* Visual layout records
::::
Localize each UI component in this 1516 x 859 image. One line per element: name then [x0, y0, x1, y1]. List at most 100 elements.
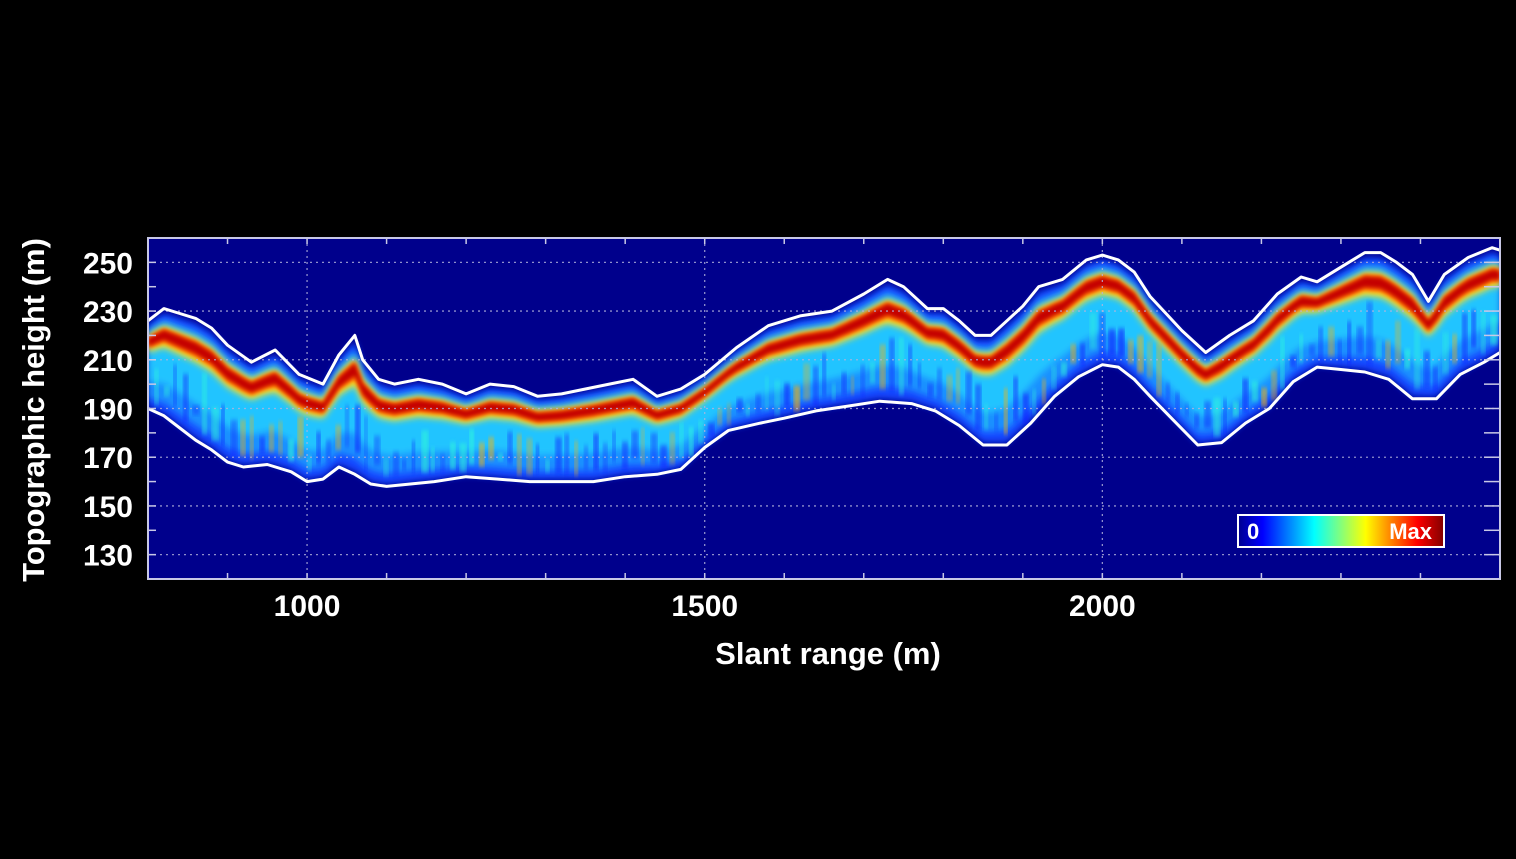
- heat-streak: [545, 459, 550, 473]
- heat-streak: [1041, 378, 1046, 404]
- colorbar-gradient: [1237, 514, 1445, 548]
- colorbar-max-label: Max: [1389, 519, 1433, 544]
- heat-streak: [860, 364, 865, 397]
- heat-streak: [555, 437, 562, 474]
- heat-streak: [1108, 329, 1116, 356]
- heat-streak: [1185, 403, 1189, 417]
- heat-streak: [1127, 339, 1134, 364]
- heat-streak: [1080, 343, 1086, 366]
- heat-streak: [1137, 335, 1144, 373]
- y-tick-label: 210: [83, 345, 133, 378]
- heat-streak: [1194, 413, 1199, 428]
- heat-streak: [517, 434, 522, 476]
- heat-streak: [927, 383, 934, 397]
- heat-streak: [412, 440, 416, 473]
- heat-streak: [1385, 340, 1391, 369]
- heat-streak: [994, 413, 999, 431]
- heat-streak: [660, 445, 667, 468]
- heat-streak: [746, 403, 750, 417]
- heat-streak: [536, 444, 540, 474]
- upper-boundary-line: [148, 246, 1500, 398]
- heat-streak: [173, 364, 177, 407]
- heat-streak: [383, 457, 389, 477]
- heat-streak: [631, 430, 639, 459]
- heat-streak: [307, 454, 312, 472]
- y-tick-label: 190: [83, 394, 133, 427]
- heat-streak: [574, 441, 578, 476]
- heat-streak: [421, 430, 429, 473]
- heat-streak: [469, 429, 475, 465]
- heat-streak: [917, 362, 922, 389]
- heat-streak: [612, 430, 616, 462]
- heat-streak: [154, 368, 159, 405]
- heat-streak: [765, 376, 769, 411]
- heat-streak: [688, 427, 694, 457]
- heat-streak: [583, 445, 589, 470]
- heat-streak: [297, 416, 304, 458]
- heat-streak: [478, 442, 485, 467]
- heat-streak: [564, 433, 570, 475]
- heat-streak: [1061, 362, 1067, 377]
- heat-streak: [507, 431, 513, 465]
- x-axis-label: Slant range (m): [715, 636, 941, 671]
- heat-streak: [593, 433, 599, 471]
- heat-band-yellow: [148, 265, 1500, 427]
- x-tick-labels: 1000 1500 2000: [274, 590, 1136, 623]
- heat-streak: [889, 338, 895, 392]
- heat-streak: [1414, 328, 1421, 390]
- heat-streak: [1271, 370, 1278, 401]
- heat-streak: [1118, 328, 1125, 357]
- heat-streak: [1328, 326, 1335, 357]
- heat-streak: [1204, 401, 1212, 428]
- heat-streak: [1251, 381, 1258, 402]
- heat-streak: [497, 453, 504, 461]
- heat-streak: [192, 405, 200, 415]
- heat-streak: [1261, 387, 1267, 407]
- heat-streak: [822, 353, 826, 397]
- heat-streak: [774, 380, 781, 416]
- heat-streak: [717, 407, 723, 425]
- heat-streak: [669, 432, 676, 465]
- heat-streak: [1280, 336, 1285, 390]
- heat-streak: [1366, 301, 1373, 365]
- heat-streak: [898, 337, 904, 395]
- heat-streak: [1013, 376, 1018, 422]
- heat-streak: [1213, 397, 1221, 437]
- heat-streak: [936, 368, 943, 400]
- colorbar-min-label: 0: [1247, 519, 1259, 544]
- heat-streak: [183, 374, 189, 422]
- heat-streak: [1375, 339, 1382, 359]
- heat-streak: [841, 372, 847, 395]
- y-tick-label: 150: [83, 491, 133, 524]
- heat-streak: [354, 405, 361, 453]
- heat-streak: [335, 424, 342, 450]
- heat-streak: [249, 416, 254, 459]
- heat-streak: [1309, 344, 1315, 356]
- heat-streak: [812, 366, 819, 406]
- heat-streak: [1166, 382, 1171, 403]
- x-tick-label: 1000: [274, 590, 341, 623]
- colorbar: 0 Max: [1237, 514, 1445, 548]
- heat-streak: [1089, 312, 1097, 350]
- heat-streak: [230, 420, 238, 456]
- heat-streak: [679, 422, 684, 459]
- y-tick-label: 250: [83, 247, 133, 280]
- heat-streak: [1032, 389, 1037, 415]
- y-tick-label: 230: [83, 296, 133, 329]
- heat-streak: [803, 363, 810, 401]
- heat-streak: [240, 419, 246, 457]
- y-tick-label: 130: [83, 540, 133, 573]
- heat-streak: [946, 375, 953, 402]
- heat-streak: [1404, 349, 1411, 369]
- heat-streak: [1423, 351, 1431, 389]
- heat-streak: [1290, 356, 1297, 368]
- backscatter-heatmap: [148, 252, 1500, 485]
- heat-streak: [879, 344, 886, 390]
- x-tick-label: 2000: [1069, 590, 1136, 623]
- heat-streak: [202, 372, 207, 435]
- heat-streak: [1156, 343, 1162, 397]
- heat-streak: [1480, 311, 1486, 355]
- heat-streak: [1442, 332, 1449, 374]
- heat-streak: [908, 344, 913, 387]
::::
* Challenge
Give the lines of all the rows above as a Markdown table with the columns "No." and "Entry", numbering each line and skipping blank lines. Leave the pictures out of your answer.

* Exercise solution
| No. | Entry |
|---|---|
| 1 | Localize each UI component in this 1516 x 859 image. One line per element: name then [x0, y0, x1, y1]. List at most 100 elements. |
| 2 | - heat-streak: [545, 459, 550, 473] |
| 3 | - heat-streak: [1041, 378, 1046, 404] |
| 4 | - colorbar-gradient: [1237, 514, 1445, 548] |
| 5 | - colorbar-max-label: Max: [1389, 519, 1433, 544] |
| 6 | - heat-streak: [860, 364, 865, 397] |
| 7 | - heat-streak: [555, 437, 562, 474] |
| 8 | - heat-streak: [1108, 329, 1116, 356] |
| 9 | - heat-streak: [1185, 403, 1189, 417] |
| 10 | - heat-streak: [1127, 339, 1134, 364] |
| 11 | - heat-streak: [1080, 343, 1086, 366] |
| 12 | - heat-streak: [1137, 335, 1144, 373] |
| 13 | - y-tick-label: 210: [83, 345, 133, 378] |
| 14 | - heat-streak: [1194, 413, 1199, 428] |
| 15 | - heat-streak: [517, 434, 522, 476] |
| 16 | - heat-streak: [927, 383, 934, 397] |
| 17 | - heat-streak: [412, 440, 416, 473] |
| 18 | - heat-streak: [1385, 340, 1391, 369] |
| 19 | - heat-streak: [994, 413, 999, 431] |
| 20 | - heat-streak: [660, 445, 667, 468] |
| 21 | - heat-streak: [746, 403, 750, 417] |
| 22 | - heat-streak: [536, 444, 540, 474] |
| 23 | - upper-boundary-line: [148, 246, 1500, 398] |
| 24 | - heat-streak: [173, 364, 177, 407] |
| 25 | - heat-streak: [383, 457, 389, 477] |
| 26 | - heat-streak: [631, 430, 639, 459] |
| 27 | - heat-streak: [307, 454, 312, 472] |
| 28 | - y-tick-label: 190: [83, 394, 133, 427] |
| 29 | - heat-streak: [574, 441, 578, 476] |
| 30 | - heat-streak: [421, 430, 429, 473] |
| 31 | - heat-streak: [469, 429, 475, 465] |
| 32 | - heat-streak: [917, 362, 922, 389] |
| 33 | - heat-streak: [612, 430, 616, 462] |
| 34 | - heat-streak: [154, 368, 159, 405] |
| 35 | - heat-streak: [765, 376, 769, 411] |
| 36 | - heat-streak: [688, 427, 694, 457] |
| 37 | - heat-streak: [583, 445, 589, 470] |
| 38 | - heat-streak: [297, 416, 304, 458] |
| 39 | - heat-streak: [478, 442, 485, 467] |
| 40 | - heat-streak: [564, 433, 570, 475] |
| 41 | - heat-streak: [1061, 362, 1067, 377] |
| 42 | - heat-streak: [507, 431, 513, 465] |
| 43 | - x-axis-label: Slant range (m): [715, 636, 941, 671] |
| 44 | - heat-streak: [593, 433, 599, 471] |
| 45 | - heat-band-yellow: [148, 265, 1500, 427] |
| 46 | - x-tick-labels: 1000 1500 2000: [274, 590, 1136, 623] |
| 47 | - heat-streak: [889, 338, 895, 392] |
| 48 | - heat-streak: [1414, 328, 1421, 390] |
| 49 | - heat-streak: [1271, 370, 1278, 401] |
| 50 | - heat-streak: [1118, 328, 1125, 357] |
| 51 | - heat-streak: [1328, 326, 1335, 357] |
| 52 | - heat-streak: [1204, 401, 1212, 428] |
| 53 | - heat-streak: [1251, 381, 1258, 402] |
| 54 | - heat-streak: [497, 453, 504, 461] |
| 55 | - heat-streak: [192, 405, 200, 415] |
| 56 | - heat-streak: [1261, 387, 1267, 407] |
| 57 | - heat-streak: [822, 353, 826, 397] |
| 58 | - heat-streak: [774, 380, 781, 416] |
| 59 | - heat-streak: [717, 407, 723, 425] |
| 60 | - heat-streak: [669, 432, 676, 465] |
| 61 | - heat-streak: [1280, 336, 1285, 390] |
| 62 | - heat-streak: [1366, 301, 1373, 365] |
| 63 | - heat-streak: [898, 337, 904, 395] |
| 64 | - heat-streak: [1013, 376, 1018, 422] |
| 65 | - heat-streak: [1213, 397, 1221, 437] |
| 66 | - heat-streak: [936, 368, 943, 400] |
| 67 | - colorbar-min-label: 0: [1247, 519, 1259, 544] |
| 68 | - heat-streak: [183, 374, 189, 422] |
| 69 | - heat-streak: [1375, 339, 1382, 359] |
| 70 | - heat-streak: [841, 372, 847, 395] |
| 71 | - y-tick-label: 150: [83, 491, 133, 524] |
| 72 | - heat-streak: [354, 405, 361, 453] |
| 73 | - heat-streak: [335, 424, 342, 450] |
| 74 | - heat-streak: [249, 416, 254, 459] |
| 75 | - heat-streak: [1309, 344, 1315, 356] |
| 76 | - heat-streak: [812, 366, 819, 406] |
| 77 | - heat-streak: [1166, 382, 1171, 403] |
| 78 | - x-tick-label: 1000: [274, 590, 341, 623] |
| 79 | - colorbar: 0 Max: [1237, 514, 1445, 548] |
| 80 | - heat-streak: [1089, 312, 1097, 350] |
| 81 | - heat-streak: [230, 420, 238, 456] |
| 82 | - heat-streak: [679, 422, 684, 459] |
| 83 | - y-tick-label: 250: [83, 247, 133, 280] |
| 84 | - heat-streak: [1032, 389, 1037, 415] |
| 85 | - y-tick-label: 230: [83, 296, 133, 329] |
| 86 | - heat-streak: [803, 363, 810, 401] |
| 87 | - heat-streak: [240, 419, 246, 457] |
| 88 | - y-tick-label: 130: [83, 540, 133, 573] |
| 89 | - heat-streak: [946, 375, 953, 402] |
| 90 | - heat-streak: [1404, 349, 1411, 369] |
| 91 | - heat-streak: [1423, 351, 1431, 389] |
| 92 | - heat-streak: [1290, 356, 1297, 368] |
| 93 | - backscatter-heatmap: [148, 252, 1500, 485] |
| 94 | - heat-streak: [879, 344, 886, 390] |
| 95 | - x-tick-label: 2000: [1069, 590, 1136, 623] |
| 96 | - heat-streak: [202, 372, 207, 435] |
| 97 | - heat-streak: [1156, 343, 1162, 397] |
| 98 | - heat-streak: [1480, 311, 1486, 355] |
| 99 | - heat-streak: [1442, 332, 1449, 374] |
| 100 | - heat-streak: [908, 344, 913, 387] |